Each line that includes the word "screenshot" counts once; give the total and nothing more.

►

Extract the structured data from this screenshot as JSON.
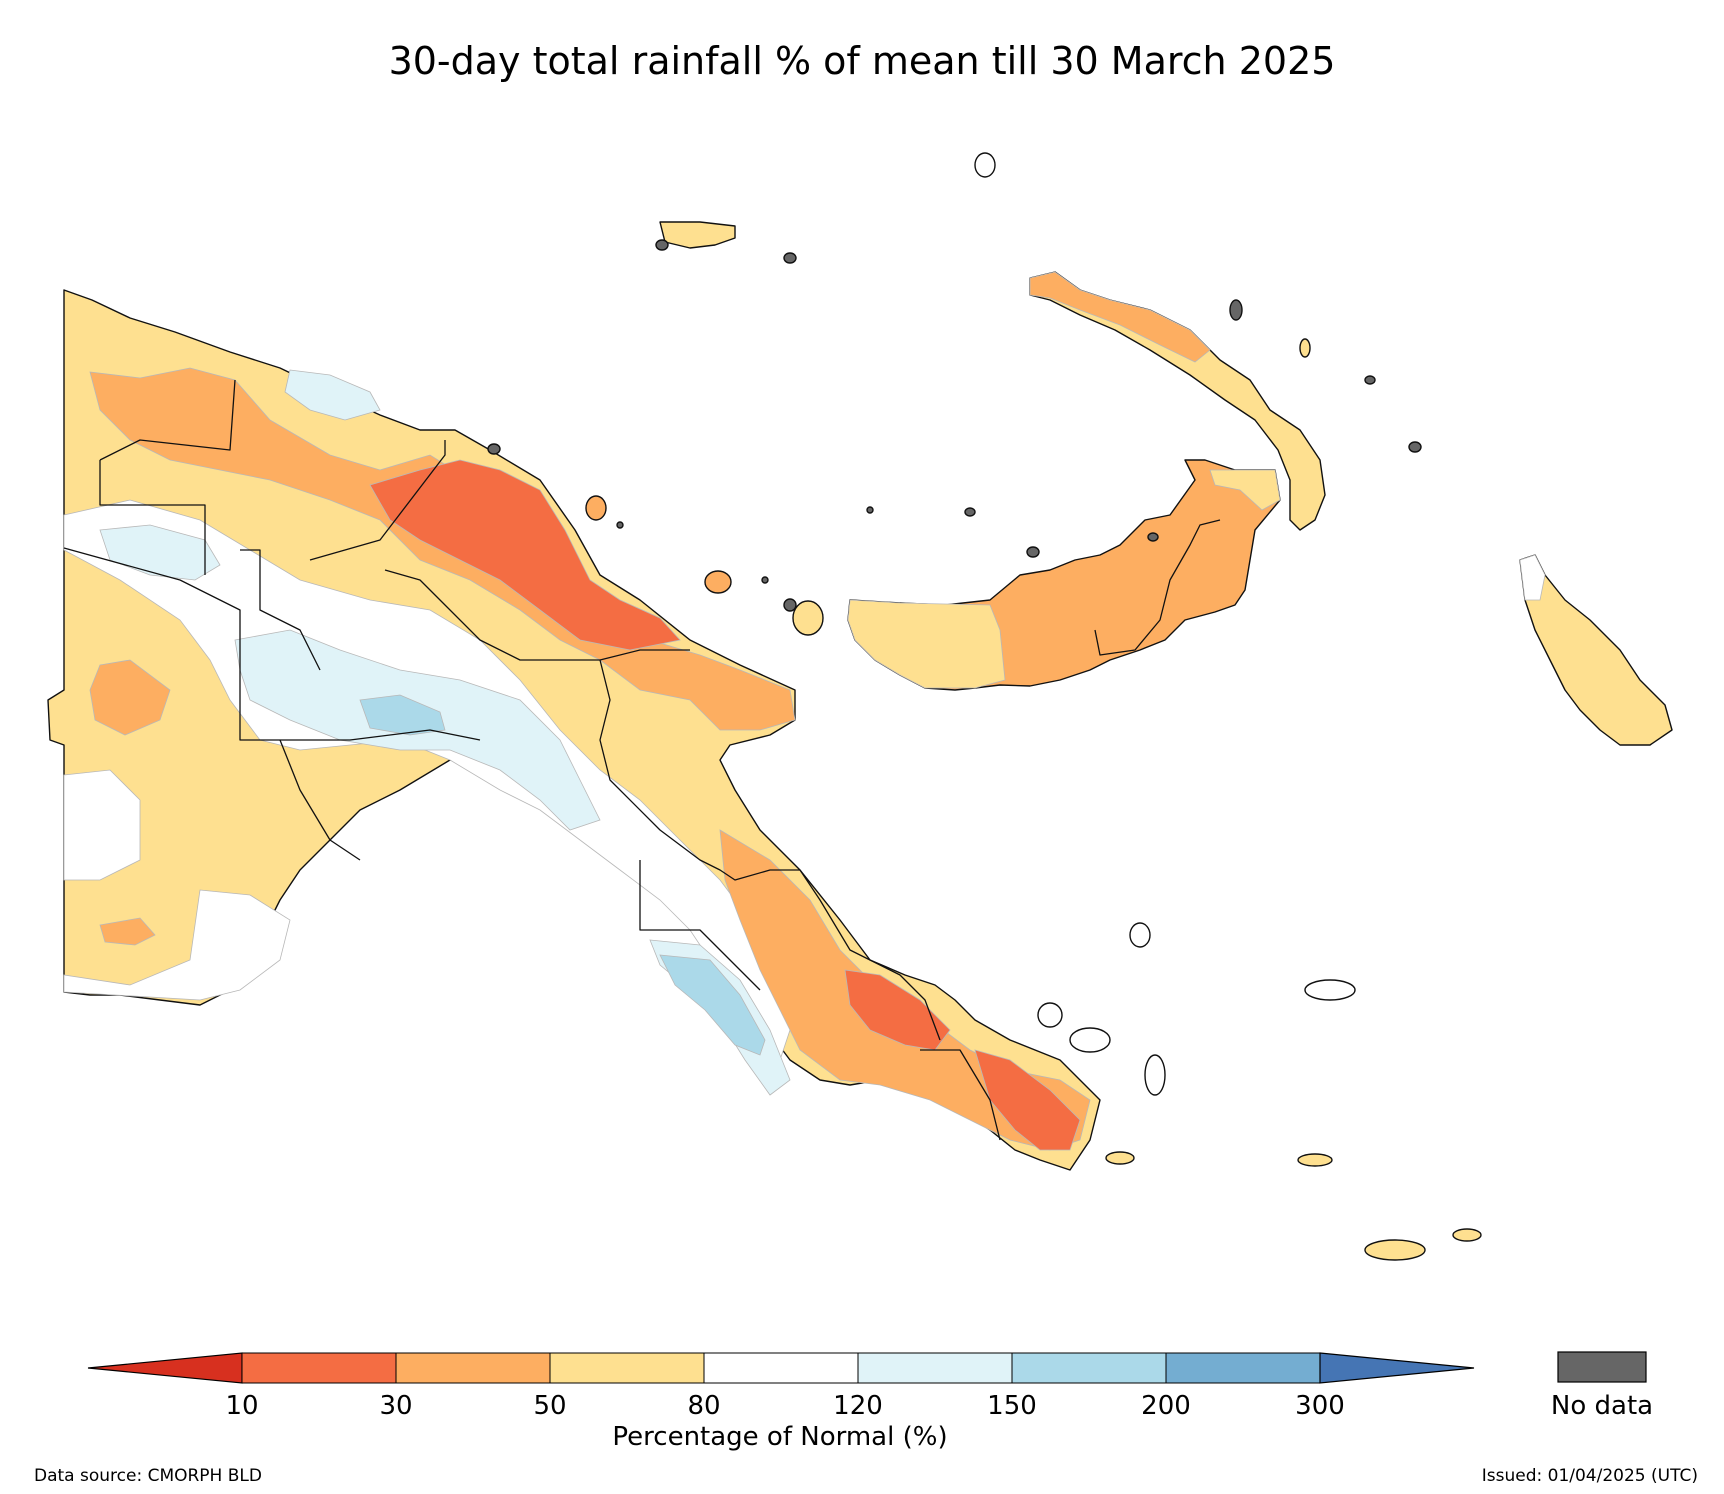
{
  "title": "30-day total rainfall % of mean till 30 March 2025",
  "colorbar": {
    "label": "Percentage of Normal (%)",
    "ticks": [
      "10",
      "30",
      "50",
      "80",
      "120",
      "150",
      "200",
      "300"
    ],
    "colors": {
      "below_10": "#d7301f",
      "10_30": "#f46d43",
      "30_50": "#fdae61",
      "50_80": "#fee090",
      "80_120": "#ffffff",
      "120_150": "#e0f3f8",
      "150_200": "#abd9e9",
      "200_300": "#74add1",
      "above_300": "#4575b4"
    },
    "no_data_label": "No data",
    "no_data_color": "#666666"
  },
  "footer": {
    "source": "Data source: CMORPH BLD",
    "issued": "Issued: 01/04/2025 (UTC)"
  }
}
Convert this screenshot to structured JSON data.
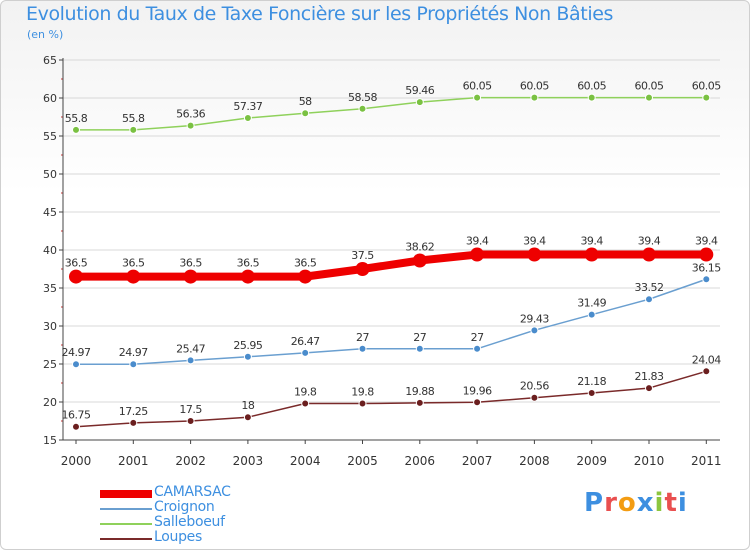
{
  "title": "Evolution du Taux de Taxe Foncière sur les Propriétés Non Bâties",
  "subtitle": "(en %)",
  "logo": {
    "text": "Proxiti",
    "colors": [
      "#3d8fe0",
      "#e94f4f",
      "#f39c12",
      "#3d8fe0",
      "#8cc63f",
      "#e94f4f",
      "#3d8fe0"
    ]
  },
  "chart_data": {
    "type": "line",
    "x": [
      "2000",
      "2001",
      "2002",
      "2003",
      "2004",
      "2005",
      "2006",
      "2007",
      "2008",
      "2009",
      "2010",
      "2011"
    ],
    "ylim": [
      15,
      65
    ],
    "yticks": [
      "15",
      "20",
      "25",
      "30",
      "35",
      "40",
      "45",
      "50",
      "55",
      "60",
      "65"
    ],
    "series": [
      {
        "name": "Salleboeuf",
        "color": "#8fd15b",
        "dot": "#7ac142",
        "width": 1.5,
        "dotsize": 3.5,
        "values": [
          55.8,
          55.8,
          56.36,
          57.37,
          58,
          58.58,
          59.46,
          60.05,
          60.05,
          60.05,
          60.05,
          60.05
        ],
        "labels": [
          "55.8",
          "55.8",
          "56.36",
          "57.37",
          "58",
          "58.58",
          "59.46",
          "60.05",
          "60.05",
          "60.05",
          "60.05",
          "60.05"
        ]
      },
      {
        "name": "CAMARSAC",
        "color": "#ee0000",
        "dot": "#ee0000",
        "width": 8,
        "dotsize": 7,
        "values": [
          36.5,
          36.5,
          36.5,
          36.5,
          36.5,
          37.5,
          38.62,
          39.4,
          39.4,
          39.4,
          39.4,
          39.4
        ],
        "labels": [
          "36.5",
          "36.5",
          "36.5",
          "36.5",
          "36.5",
          "37.5",
          "38.62",
          "39.4",
          "39.4",
          "39.4",
          "39.4",
          "39.4"
        ]
      },
      {
        "name": "Croignon",
        "color": "#6a9fd0",
        "dot": "#4a8ccc",
        "width": 1.5,
        "dotsize": 3.5,
        "values": [
          24.97,
          24.97,
          25.47,
          25.95,
          26.47,
          27,
          27,
          27,
          29.43,
          31.49,
          33.52,
          36.15
        ],
        "labels": [
          "24.97",
          "24.97",
          "25.47",
          "25.95",
          "26.47",
          "27",
          "27",
          "27",
          "29.43",
          "31.49",
          "33.52",
          "36.15"
        ]
      },
      {
        "name": "Loupes",
        "color": "#7a2a2a",
        "dot": "#6b1f1f",
        "width": 1.5,
        "dotsize": 3.5,
        "values": [
          16.75,
          17.25,
          17.5,
          18,
          19.8,
          19.8,
          19.88,
          19.96,
          20.56,
          21.18,
          21.83,
          24.04
        ],
        "labels": [
          "16.75",
          "17.25",
          "17.5",
          "18",
          "19.8",
          "19.8",
          "19.88",
          "19.96",
          "20.56",
          "21.18",
          "21.83",
          "24.04"
        ]
      }
    ],
    "legend": [
      {
        "name": "CAMARSAC",
        "color": "#ee0000",
        "width": 8
      },
      {
        "name": "Croignon",
        "color": "#6a9fd0",
        "width": 2
      },
      {
        "name": "Salleboeuf",
        "color": "#8fd15b",
        "width": 2
      },
      {
        "name": "Loupes",
        "color": "#7a2a2a",
        "width": 2
      }
    ]
  }
}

◄

# Solution for this task
2